What to produce:
Go through the records and copy each line where the word "Солідарність" occurs.

Dataset records:
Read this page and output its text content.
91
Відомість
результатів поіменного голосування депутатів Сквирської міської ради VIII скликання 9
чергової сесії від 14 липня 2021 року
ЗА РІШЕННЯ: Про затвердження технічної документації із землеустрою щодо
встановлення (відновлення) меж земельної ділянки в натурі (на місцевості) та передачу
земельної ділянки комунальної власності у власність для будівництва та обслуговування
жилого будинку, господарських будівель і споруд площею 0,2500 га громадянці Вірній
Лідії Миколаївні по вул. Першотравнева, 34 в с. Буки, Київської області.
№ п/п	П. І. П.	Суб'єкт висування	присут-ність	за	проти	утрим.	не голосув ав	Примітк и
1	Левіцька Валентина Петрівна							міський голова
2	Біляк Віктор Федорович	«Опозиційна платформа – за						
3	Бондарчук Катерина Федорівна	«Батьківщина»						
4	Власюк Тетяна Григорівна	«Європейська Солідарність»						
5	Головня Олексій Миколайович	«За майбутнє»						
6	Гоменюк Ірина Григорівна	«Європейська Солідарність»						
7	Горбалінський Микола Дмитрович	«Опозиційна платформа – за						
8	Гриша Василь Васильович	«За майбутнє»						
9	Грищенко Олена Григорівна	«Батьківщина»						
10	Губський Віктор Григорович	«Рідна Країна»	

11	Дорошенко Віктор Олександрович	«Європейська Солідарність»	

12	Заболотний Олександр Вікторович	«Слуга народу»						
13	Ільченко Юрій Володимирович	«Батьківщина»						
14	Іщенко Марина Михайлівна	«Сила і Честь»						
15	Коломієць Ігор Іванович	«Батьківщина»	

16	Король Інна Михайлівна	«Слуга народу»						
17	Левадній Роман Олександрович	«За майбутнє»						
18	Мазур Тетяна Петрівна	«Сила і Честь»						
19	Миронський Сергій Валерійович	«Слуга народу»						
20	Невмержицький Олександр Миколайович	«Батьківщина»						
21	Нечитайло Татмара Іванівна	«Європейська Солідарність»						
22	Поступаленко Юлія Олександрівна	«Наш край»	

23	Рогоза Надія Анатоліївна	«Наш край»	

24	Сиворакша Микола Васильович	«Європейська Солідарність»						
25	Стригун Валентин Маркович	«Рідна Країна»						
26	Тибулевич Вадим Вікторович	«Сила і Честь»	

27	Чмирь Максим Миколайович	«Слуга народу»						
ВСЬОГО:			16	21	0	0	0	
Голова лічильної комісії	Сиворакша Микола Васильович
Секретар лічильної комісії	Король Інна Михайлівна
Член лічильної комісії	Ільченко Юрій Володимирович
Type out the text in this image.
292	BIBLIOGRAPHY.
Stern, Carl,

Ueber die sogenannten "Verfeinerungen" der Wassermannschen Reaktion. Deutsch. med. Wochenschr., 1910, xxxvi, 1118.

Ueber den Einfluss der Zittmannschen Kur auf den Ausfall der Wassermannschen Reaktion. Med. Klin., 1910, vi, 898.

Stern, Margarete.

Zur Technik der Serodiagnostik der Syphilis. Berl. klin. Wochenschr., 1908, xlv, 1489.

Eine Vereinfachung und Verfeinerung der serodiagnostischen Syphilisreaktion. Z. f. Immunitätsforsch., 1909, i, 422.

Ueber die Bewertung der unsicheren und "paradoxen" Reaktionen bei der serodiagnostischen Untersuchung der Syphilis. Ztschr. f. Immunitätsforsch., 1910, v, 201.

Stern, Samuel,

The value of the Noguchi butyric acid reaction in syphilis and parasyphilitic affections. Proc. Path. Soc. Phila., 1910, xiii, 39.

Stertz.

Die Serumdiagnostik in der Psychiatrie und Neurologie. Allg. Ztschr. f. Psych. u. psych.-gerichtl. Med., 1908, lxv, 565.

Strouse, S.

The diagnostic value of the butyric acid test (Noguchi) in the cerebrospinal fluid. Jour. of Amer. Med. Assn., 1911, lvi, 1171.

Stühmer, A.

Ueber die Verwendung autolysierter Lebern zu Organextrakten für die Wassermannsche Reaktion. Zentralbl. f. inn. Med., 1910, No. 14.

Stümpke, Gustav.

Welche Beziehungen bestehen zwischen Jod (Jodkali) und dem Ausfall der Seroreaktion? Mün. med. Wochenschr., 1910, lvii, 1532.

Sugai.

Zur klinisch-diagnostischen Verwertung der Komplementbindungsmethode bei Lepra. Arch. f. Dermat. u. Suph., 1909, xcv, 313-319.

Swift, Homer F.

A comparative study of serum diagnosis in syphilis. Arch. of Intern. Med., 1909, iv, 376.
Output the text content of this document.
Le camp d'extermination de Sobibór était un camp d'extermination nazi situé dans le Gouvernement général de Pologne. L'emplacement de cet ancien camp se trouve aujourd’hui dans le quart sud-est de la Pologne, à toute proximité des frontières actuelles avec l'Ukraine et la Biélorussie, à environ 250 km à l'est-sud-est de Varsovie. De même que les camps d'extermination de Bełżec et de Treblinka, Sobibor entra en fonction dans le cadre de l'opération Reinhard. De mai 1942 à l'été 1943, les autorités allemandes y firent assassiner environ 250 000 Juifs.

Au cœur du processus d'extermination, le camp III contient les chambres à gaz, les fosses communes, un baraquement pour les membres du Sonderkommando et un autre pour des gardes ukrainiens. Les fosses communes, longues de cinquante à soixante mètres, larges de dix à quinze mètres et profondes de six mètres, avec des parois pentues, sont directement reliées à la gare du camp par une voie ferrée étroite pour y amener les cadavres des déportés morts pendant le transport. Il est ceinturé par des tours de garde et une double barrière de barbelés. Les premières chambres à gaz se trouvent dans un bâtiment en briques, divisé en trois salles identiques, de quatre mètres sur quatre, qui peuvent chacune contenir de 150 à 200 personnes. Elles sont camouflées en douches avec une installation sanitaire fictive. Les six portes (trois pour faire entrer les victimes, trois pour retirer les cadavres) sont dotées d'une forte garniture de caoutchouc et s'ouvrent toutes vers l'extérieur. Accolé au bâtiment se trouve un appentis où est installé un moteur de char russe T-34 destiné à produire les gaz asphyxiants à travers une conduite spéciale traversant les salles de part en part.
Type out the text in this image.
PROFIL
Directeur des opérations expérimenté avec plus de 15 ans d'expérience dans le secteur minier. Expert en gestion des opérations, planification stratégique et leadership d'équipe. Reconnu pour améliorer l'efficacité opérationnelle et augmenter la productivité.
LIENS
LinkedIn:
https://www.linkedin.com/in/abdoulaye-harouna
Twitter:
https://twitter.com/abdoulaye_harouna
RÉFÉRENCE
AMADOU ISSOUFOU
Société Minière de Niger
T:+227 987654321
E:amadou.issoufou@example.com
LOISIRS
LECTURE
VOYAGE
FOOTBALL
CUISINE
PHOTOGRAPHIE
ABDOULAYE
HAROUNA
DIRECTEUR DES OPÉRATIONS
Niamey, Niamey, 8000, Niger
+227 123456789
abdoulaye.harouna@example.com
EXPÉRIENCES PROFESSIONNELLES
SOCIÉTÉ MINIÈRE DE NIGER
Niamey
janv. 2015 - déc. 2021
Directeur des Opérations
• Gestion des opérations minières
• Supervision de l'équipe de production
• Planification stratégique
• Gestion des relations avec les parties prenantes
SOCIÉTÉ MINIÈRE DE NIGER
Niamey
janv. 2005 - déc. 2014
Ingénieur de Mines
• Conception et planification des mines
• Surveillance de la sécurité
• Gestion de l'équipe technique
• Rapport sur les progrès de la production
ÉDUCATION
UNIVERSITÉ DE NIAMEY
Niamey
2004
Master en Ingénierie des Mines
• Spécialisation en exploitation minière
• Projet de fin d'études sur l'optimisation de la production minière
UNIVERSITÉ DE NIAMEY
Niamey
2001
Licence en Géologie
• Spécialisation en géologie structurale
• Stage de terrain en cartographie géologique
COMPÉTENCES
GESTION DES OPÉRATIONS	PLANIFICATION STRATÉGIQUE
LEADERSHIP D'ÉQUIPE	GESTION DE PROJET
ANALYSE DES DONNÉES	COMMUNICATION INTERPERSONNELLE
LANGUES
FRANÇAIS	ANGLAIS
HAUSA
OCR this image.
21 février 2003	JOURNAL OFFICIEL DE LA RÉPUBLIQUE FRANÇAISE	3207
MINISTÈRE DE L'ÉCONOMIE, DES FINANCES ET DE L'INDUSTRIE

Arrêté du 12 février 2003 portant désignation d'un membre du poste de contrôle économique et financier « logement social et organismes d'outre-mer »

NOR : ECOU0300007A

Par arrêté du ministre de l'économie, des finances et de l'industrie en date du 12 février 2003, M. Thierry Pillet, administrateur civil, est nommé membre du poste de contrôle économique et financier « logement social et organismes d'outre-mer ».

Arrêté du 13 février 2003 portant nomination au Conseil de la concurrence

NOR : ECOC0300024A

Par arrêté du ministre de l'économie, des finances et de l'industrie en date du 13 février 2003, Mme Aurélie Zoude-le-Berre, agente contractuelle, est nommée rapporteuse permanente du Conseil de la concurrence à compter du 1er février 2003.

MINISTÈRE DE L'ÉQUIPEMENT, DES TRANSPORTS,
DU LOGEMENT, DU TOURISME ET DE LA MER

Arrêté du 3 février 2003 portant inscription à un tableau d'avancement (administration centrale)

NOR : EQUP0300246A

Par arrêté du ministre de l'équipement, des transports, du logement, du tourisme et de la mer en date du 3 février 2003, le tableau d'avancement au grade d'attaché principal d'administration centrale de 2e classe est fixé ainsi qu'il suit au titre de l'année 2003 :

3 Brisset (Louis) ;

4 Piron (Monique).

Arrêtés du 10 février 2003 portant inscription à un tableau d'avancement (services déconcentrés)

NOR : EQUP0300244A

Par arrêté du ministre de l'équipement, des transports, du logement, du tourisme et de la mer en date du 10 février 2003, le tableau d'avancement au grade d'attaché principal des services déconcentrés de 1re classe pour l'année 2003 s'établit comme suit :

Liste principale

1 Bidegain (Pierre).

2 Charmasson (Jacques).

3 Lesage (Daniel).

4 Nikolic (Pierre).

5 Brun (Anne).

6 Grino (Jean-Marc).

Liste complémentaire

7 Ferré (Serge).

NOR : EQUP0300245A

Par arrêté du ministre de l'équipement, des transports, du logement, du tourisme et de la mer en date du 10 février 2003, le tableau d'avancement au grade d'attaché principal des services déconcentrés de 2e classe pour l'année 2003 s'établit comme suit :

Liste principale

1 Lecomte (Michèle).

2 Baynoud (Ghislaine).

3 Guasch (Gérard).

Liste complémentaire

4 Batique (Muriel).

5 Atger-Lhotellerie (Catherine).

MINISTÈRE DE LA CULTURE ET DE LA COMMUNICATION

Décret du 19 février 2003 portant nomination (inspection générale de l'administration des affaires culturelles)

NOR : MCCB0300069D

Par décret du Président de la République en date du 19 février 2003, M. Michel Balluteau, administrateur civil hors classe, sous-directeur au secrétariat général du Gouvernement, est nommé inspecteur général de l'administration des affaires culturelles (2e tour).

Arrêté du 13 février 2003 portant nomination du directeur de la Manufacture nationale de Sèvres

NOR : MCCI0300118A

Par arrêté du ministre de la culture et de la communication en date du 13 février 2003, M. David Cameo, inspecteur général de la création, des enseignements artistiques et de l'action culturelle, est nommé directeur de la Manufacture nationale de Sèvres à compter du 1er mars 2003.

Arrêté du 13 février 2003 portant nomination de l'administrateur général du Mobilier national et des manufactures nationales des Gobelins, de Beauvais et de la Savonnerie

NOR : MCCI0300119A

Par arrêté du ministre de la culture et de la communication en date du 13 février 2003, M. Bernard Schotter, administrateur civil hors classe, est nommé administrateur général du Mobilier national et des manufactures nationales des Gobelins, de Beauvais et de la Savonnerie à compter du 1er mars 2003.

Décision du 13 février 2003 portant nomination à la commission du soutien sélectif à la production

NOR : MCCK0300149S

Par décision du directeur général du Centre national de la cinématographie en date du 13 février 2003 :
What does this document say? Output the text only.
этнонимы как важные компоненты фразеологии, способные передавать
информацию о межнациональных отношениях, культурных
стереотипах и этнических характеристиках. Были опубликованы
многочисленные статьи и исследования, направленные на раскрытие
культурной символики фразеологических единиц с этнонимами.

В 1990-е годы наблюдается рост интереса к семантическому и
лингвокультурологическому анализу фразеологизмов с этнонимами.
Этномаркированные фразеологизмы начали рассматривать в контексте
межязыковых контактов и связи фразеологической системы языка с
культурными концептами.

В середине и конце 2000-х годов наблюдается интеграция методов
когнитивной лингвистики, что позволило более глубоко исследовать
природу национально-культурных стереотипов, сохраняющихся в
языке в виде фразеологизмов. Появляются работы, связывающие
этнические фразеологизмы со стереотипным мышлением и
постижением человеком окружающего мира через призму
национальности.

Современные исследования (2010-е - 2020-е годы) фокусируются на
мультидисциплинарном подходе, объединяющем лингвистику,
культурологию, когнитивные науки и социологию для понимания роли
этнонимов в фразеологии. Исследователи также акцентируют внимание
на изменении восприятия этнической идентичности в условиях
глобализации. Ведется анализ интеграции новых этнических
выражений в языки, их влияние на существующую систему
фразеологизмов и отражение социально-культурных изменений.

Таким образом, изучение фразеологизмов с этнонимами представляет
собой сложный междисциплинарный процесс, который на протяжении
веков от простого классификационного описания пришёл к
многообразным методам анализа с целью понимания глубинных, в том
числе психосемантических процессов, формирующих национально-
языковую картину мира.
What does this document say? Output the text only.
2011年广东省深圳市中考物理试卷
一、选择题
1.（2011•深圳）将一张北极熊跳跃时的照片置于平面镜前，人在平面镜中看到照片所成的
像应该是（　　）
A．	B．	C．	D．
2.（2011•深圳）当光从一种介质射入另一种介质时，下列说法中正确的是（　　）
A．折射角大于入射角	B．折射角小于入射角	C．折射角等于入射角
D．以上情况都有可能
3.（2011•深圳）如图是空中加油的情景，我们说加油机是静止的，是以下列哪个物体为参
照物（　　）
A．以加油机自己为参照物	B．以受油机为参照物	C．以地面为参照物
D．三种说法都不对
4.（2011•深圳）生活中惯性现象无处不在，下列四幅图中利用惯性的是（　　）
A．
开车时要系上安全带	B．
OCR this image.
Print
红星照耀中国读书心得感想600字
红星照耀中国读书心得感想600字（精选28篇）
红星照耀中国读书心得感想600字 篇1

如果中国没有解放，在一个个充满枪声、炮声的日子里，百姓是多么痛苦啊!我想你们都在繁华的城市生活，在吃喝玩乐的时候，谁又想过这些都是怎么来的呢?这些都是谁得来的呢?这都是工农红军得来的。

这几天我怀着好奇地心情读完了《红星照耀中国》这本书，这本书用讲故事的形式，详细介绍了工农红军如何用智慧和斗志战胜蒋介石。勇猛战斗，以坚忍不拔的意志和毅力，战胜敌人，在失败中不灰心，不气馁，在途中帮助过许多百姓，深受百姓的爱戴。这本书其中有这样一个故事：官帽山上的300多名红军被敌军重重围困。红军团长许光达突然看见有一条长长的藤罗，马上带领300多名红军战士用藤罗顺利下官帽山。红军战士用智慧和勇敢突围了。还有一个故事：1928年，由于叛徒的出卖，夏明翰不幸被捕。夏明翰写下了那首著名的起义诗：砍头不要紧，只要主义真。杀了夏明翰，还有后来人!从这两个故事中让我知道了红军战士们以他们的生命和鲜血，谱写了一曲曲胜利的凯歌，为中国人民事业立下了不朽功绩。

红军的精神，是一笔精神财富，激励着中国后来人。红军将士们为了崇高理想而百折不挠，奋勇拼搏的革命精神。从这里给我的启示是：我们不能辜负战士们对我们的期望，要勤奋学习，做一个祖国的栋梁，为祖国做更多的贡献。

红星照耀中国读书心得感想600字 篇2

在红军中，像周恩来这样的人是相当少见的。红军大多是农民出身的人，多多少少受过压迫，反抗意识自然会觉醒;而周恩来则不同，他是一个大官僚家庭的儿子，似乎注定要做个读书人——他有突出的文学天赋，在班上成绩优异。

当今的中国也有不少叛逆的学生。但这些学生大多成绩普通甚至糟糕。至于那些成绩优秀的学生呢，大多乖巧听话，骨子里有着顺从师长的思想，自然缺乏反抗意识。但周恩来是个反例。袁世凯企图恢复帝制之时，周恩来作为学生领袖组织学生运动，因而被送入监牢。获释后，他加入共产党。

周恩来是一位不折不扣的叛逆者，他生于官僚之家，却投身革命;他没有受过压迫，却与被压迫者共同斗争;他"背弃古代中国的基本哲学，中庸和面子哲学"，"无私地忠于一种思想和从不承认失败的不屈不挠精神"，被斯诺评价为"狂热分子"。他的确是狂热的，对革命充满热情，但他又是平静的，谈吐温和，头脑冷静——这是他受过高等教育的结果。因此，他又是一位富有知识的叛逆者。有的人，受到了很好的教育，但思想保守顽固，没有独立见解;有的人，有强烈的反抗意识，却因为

Completed task:
4	Власюк Тетяна Григорівна	«Європейська Солідарність»						
6	Гоменюк Ірина Григорівна	«Європейська Солідарність»						
11	Дорошенко Віктор Олександрович	«Європейська Солідарність»	
21	Нечитайло Татмара Іванівна	«Європейська Солідарність»						
24	Сиворакша Микола Васильович	«Європейська Солідарність»						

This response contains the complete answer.